**Challenge**
Read the records below. Copy each line where the string "JSON" occurs.
BEGIN Record extracts
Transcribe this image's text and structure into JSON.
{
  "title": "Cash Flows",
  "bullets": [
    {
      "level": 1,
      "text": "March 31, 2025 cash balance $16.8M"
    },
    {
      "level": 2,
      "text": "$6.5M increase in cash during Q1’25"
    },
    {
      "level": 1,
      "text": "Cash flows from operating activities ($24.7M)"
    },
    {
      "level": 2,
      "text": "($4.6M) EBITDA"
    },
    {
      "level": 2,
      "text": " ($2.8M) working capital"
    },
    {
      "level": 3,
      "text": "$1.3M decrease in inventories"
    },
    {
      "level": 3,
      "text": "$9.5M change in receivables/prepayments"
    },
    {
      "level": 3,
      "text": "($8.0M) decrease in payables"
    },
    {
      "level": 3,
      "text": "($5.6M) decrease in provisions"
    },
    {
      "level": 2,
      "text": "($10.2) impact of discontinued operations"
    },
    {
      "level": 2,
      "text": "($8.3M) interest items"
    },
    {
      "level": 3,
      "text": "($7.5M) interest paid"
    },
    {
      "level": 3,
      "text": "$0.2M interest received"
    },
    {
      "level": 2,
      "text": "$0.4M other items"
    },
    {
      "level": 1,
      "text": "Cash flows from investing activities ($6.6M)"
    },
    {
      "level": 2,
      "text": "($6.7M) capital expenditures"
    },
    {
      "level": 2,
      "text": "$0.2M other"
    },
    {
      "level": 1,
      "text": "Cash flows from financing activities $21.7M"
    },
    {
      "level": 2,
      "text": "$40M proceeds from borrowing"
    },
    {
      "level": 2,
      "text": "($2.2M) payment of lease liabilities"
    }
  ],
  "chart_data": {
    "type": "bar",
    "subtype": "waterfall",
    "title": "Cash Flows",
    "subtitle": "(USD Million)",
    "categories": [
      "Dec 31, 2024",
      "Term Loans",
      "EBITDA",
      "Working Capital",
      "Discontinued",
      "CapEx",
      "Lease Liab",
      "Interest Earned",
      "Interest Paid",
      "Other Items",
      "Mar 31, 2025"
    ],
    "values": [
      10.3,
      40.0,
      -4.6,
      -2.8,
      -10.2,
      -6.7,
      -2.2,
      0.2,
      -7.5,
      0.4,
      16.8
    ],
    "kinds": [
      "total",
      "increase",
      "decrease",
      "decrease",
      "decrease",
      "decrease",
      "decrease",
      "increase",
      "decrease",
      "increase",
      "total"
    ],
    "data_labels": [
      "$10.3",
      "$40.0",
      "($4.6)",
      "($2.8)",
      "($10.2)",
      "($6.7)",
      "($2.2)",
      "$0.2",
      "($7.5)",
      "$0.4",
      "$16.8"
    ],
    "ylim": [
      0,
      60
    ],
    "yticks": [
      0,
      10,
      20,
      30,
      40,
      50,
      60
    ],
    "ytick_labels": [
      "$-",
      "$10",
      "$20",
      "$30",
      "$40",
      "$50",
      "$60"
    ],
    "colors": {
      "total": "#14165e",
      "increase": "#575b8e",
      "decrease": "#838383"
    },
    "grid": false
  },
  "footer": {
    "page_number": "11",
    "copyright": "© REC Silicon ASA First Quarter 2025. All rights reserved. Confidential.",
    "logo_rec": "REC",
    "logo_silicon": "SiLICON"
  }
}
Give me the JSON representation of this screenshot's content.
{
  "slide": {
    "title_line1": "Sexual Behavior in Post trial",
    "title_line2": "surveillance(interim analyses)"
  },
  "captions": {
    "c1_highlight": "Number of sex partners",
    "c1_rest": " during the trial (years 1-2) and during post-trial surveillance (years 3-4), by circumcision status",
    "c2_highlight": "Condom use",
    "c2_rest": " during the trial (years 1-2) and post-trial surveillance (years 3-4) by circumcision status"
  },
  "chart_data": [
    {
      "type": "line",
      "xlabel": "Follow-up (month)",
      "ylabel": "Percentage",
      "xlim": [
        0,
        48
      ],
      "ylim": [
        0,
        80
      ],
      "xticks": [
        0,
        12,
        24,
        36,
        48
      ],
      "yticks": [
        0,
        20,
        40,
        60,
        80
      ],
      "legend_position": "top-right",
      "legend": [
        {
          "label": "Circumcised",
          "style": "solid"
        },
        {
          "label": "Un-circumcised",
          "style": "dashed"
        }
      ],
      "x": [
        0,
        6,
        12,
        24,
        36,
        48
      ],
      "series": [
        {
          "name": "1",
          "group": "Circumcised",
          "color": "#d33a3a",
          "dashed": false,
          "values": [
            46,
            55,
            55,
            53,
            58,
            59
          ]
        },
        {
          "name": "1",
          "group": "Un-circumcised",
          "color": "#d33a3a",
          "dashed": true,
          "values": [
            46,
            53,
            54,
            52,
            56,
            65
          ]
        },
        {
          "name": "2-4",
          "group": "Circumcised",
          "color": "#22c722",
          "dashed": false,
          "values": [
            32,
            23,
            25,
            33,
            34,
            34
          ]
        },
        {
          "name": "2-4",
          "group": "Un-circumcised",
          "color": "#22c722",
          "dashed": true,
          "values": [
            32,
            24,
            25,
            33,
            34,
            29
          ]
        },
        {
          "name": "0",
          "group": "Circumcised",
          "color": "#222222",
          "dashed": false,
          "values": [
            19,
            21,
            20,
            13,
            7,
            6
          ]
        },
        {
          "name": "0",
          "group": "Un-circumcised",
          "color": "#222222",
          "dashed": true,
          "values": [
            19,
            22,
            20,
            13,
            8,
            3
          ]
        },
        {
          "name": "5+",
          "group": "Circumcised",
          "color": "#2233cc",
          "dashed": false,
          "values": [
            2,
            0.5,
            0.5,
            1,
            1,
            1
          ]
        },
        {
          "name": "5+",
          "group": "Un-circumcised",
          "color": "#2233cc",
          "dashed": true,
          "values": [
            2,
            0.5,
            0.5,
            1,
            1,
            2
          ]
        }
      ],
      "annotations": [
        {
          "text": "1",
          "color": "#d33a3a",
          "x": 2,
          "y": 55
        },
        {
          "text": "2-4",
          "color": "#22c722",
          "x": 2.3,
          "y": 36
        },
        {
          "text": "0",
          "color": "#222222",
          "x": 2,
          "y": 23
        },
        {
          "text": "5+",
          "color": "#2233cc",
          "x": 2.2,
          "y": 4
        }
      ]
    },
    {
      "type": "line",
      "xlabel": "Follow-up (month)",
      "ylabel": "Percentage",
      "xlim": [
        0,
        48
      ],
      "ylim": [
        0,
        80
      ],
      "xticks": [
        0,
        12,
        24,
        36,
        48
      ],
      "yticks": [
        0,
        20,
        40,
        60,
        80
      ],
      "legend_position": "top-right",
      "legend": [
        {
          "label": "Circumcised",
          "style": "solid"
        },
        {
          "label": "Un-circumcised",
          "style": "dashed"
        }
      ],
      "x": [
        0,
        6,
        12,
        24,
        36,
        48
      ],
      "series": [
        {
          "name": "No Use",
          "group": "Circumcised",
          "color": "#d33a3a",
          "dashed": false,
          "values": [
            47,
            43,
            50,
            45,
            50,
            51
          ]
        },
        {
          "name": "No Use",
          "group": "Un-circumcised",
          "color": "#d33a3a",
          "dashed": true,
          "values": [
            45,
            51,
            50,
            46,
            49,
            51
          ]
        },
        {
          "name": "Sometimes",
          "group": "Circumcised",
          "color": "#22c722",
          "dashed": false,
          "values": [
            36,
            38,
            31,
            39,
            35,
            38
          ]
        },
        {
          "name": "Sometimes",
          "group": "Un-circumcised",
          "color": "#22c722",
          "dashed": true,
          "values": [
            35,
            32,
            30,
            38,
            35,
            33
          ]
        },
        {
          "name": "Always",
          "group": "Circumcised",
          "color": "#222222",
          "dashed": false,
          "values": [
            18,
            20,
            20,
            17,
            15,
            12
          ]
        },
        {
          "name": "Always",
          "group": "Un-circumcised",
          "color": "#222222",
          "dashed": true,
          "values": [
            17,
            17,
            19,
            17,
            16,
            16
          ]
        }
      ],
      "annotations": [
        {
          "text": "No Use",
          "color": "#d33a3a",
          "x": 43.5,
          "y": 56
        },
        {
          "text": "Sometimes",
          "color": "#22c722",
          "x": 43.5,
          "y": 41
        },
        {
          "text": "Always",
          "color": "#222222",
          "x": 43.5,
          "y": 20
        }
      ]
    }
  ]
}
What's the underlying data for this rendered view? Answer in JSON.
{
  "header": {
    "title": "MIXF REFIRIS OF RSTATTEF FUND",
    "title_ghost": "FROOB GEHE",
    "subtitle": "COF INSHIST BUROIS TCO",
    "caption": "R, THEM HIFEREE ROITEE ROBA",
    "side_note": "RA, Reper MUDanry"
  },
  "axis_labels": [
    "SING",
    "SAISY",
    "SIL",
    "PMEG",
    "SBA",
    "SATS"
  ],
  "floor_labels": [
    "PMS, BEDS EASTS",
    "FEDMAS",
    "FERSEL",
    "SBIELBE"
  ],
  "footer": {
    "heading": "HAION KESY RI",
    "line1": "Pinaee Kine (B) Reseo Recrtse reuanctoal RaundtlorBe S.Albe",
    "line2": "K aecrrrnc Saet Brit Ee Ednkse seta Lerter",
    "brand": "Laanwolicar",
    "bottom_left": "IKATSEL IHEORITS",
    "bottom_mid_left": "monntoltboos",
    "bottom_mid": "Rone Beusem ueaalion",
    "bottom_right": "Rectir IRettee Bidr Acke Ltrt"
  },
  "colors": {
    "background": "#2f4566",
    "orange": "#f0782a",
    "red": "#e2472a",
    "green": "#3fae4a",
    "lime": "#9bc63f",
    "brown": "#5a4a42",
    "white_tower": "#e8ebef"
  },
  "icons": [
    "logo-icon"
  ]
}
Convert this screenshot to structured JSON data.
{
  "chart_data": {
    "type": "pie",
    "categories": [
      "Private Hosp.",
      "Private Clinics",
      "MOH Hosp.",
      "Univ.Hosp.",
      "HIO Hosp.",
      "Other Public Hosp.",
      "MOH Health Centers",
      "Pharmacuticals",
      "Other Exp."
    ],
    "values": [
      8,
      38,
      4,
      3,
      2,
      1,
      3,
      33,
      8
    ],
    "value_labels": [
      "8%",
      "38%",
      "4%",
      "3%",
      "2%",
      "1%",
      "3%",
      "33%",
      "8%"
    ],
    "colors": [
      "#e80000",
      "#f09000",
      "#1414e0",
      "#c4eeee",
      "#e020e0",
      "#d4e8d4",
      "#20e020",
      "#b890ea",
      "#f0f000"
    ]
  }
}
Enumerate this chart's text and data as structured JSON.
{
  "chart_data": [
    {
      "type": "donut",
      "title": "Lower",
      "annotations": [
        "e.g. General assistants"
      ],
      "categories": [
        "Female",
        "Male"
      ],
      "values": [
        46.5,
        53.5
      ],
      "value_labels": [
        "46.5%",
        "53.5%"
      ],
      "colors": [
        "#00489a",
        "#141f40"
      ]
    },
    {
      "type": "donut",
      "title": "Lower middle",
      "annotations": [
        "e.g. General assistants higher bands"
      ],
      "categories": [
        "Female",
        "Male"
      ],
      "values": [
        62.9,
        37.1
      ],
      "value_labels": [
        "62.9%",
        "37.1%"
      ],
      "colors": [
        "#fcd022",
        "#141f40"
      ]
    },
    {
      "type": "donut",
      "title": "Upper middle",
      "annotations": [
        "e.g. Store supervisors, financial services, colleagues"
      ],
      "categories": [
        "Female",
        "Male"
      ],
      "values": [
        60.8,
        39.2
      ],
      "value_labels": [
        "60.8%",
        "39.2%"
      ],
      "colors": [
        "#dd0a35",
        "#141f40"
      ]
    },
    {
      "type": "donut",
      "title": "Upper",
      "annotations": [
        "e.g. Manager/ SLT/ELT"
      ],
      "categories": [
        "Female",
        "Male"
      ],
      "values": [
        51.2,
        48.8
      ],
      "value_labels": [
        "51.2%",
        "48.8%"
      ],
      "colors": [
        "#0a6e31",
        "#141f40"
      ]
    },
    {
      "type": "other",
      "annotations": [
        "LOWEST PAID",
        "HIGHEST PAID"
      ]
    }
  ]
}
END Record extracts
**Answer to the exercise**
Transcribe this image's text and structure into JSON.
Give me the JSON representation of this screenshot's content.
What's the underlying data for this rendered view? Answer in JSON.
Convert this screenshot to structured JSON data.
Enumerate this chart's text and data as structured JSON.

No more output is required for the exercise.